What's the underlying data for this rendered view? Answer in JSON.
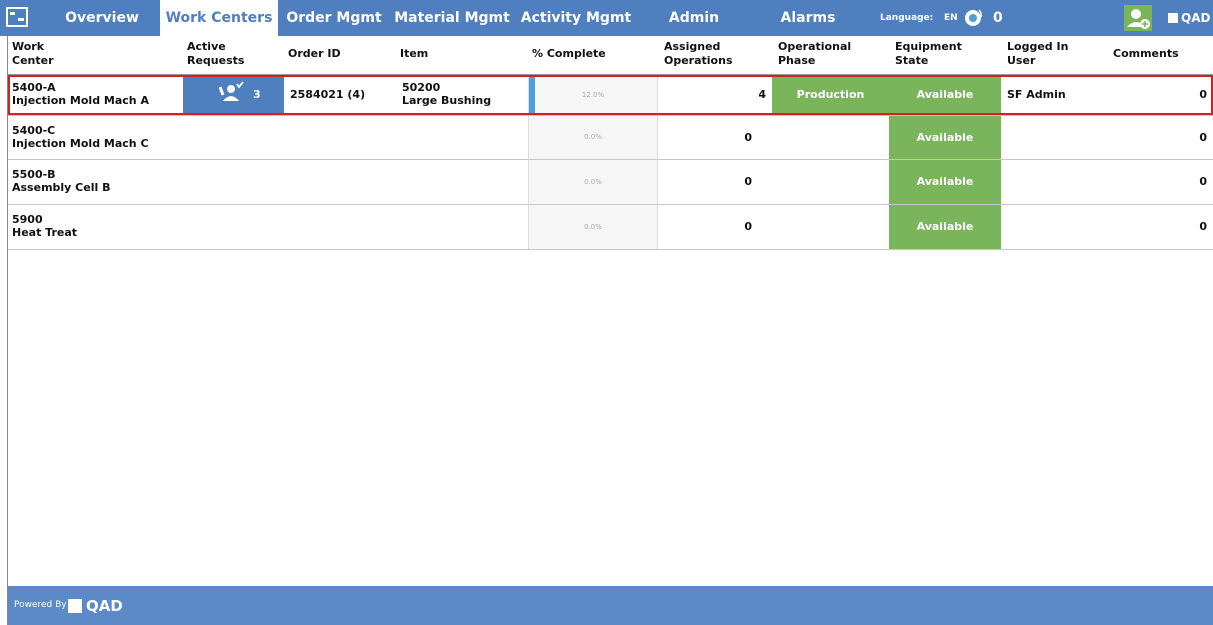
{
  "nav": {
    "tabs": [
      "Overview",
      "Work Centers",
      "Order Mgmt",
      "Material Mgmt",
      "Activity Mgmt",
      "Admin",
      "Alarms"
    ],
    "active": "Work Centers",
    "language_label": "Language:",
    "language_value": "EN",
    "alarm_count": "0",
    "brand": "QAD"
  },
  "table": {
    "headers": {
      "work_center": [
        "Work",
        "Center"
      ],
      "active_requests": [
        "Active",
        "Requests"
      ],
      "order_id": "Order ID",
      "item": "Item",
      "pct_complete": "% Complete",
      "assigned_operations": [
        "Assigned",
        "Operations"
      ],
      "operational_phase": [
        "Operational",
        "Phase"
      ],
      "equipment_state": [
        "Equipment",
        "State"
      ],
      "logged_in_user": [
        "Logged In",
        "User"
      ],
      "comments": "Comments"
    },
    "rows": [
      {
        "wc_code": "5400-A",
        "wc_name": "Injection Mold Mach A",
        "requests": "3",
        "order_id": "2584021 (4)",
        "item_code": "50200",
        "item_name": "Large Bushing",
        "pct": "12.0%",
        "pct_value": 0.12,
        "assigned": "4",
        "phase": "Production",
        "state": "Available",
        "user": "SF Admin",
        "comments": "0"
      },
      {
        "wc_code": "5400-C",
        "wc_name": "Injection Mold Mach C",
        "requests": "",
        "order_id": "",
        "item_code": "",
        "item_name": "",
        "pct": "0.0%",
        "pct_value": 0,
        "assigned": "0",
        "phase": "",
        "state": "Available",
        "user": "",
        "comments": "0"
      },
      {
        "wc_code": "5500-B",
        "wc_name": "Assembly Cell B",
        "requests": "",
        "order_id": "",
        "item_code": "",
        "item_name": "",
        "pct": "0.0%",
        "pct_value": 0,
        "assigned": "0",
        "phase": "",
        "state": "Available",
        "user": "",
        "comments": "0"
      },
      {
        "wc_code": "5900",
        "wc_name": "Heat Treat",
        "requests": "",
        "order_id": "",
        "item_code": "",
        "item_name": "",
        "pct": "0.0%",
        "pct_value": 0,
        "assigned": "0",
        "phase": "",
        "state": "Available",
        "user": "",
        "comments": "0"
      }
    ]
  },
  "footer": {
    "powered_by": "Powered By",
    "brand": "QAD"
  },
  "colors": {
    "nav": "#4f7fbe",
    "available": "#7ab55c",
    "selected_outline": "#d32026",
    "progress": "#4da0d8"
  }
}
☆ ☆ ☆ ☆
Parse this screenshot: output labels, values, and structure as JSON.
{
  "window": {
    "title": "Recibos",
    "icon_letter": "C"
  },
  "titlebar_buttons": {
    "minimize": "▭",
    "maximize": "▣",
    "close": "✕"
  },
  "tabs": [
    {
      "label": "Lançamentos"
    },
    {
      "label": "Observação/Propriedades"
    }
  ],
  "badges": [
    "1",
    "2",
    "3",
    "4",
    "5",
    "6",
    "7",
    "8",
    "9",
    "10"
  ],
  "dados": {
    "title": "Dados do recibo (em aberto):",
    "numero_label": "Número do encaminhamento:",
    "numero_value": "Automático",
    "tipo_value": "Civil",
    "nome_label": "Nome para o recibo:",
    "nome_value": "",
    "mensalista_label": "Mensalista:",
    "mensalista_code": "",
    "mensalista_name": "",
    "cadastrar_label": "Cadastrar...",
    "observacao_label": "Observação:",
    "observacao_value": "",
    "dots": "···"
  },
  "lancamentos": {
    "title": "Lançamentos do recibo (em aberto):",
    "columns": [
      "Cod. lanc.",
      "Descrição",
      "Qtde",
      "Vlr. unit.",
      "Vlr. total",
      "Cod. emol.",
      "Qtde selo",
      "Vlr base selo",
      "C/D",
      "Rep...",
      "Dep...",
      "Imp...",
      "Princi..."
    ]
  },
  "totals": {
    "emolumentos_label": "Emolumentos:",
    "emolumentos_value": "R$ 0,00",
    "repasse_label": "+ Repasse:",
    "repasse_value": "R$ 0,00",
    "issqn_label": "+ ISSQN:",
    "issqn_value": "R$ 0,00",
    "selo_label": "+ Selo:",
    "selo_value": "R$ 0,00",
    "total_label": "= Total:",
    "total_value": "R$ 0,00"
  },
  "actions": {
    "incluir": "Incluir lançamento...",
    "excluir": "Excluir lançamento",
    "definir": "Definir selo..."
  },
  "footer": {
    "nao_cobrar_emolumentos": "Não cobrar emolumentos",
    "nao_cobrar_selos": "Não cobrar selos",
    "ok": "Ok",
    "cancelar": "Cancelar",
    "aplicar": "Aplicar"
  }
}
☆ ☆ ☆ ☆
▶ _Exercise requirements_:
Gather from the entries above all lines that include the string "Mach".

▶ _Full solution_:
        "wc_name": "Injection Mold Mach A",
        "wc_name": "Injection Mold Mach C",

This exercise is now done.